## begin Excerpted records
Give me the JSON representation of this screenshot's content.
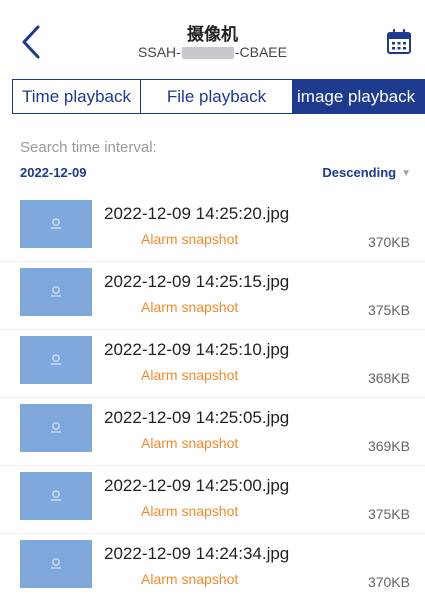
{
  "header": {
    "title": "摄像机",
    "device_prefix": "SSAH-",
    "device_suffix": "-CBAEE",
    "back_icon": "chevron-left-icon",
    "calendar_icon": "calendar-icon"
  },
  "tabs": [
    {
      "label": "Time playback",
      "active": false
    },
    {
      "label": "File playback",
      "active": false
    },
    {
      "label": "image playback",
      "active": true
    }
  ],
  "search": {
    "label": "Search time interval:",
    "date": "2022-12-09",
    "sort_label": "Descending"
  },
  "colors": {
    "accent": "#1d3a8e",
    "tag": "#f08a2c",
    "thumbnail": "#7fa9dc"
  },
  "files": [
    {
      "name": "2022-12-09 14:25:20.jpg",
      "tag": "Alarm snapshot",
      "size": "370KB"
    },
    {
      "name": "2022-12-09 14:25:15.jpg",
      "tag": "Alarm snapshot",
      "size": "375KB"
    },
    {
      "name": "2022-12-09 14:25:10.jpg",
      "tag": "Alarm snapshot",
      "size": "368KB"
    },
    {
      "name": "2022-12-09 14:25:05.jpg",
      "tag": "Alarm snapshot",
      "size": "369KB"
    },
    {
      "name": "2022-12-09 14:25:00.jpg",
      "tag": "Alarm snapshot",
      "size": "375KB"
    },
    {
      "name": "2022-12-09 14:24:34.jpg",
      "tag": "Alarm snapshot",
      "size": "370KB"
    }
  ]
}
## end Excerpted records
Pictures are to be left out; the records above must be repeated word for word.

Give me the JSON representation of this screenshot's content.
{
  "header": {
    "title": "摄像机",
    "device_prefix": "SSAH-",
    "device_suffix": "-CBAEE",
    "back_icon": "chevron-left-icon",
    "calendar_icon": "calendar-icon"
  },
  "tabs": [
    {
      "label": "Time playback",
      "active": false
    },
    {
      "label": "File playback",
      "active": false
    },
    {
      "label": "image playback",
      "active": true
    }
  ],
  "search": {
    "label": "Search time interval:",
    "date": "2022-12-09",
    "sort_label": "Descending"
  },
  "colors": {
    "accent": "#1d3a8e",
    "tag": "#f08a2c",
    "thumbnail": "#7fa9dc"
  },
  "files": [
    {
      "name": "2022-12-09 14:25:20.jpg",
      "tag": "Alarm snapshot",
      "size": "370KB"
    },
    {
      "name": "2022-12-09 14:25:15.jpg",
      "tag": "Alarm snapshot",
      "size": "375KB"
    },
    {
      "name": "2022-12-09 14:25:10.jpg",
      "tag": "Alarm snapshot",
      "size": "368KB"
    },
    {
      "name": "2022-12-09 14:25:05.jpg",
      "tag": "Alarm snapshot",
      "size": "369KB"
    },
    {
      "name": "2022-12-09 14:25:00.jpg",
      "tag": "Alarm snapshot",
      "size": "375KB"
    },
    {
      "name": "2022-12-09 14:24:34.jpg",
      "tag": "Alarm snapshot",
      "size": "370KB"
    }
  ]
}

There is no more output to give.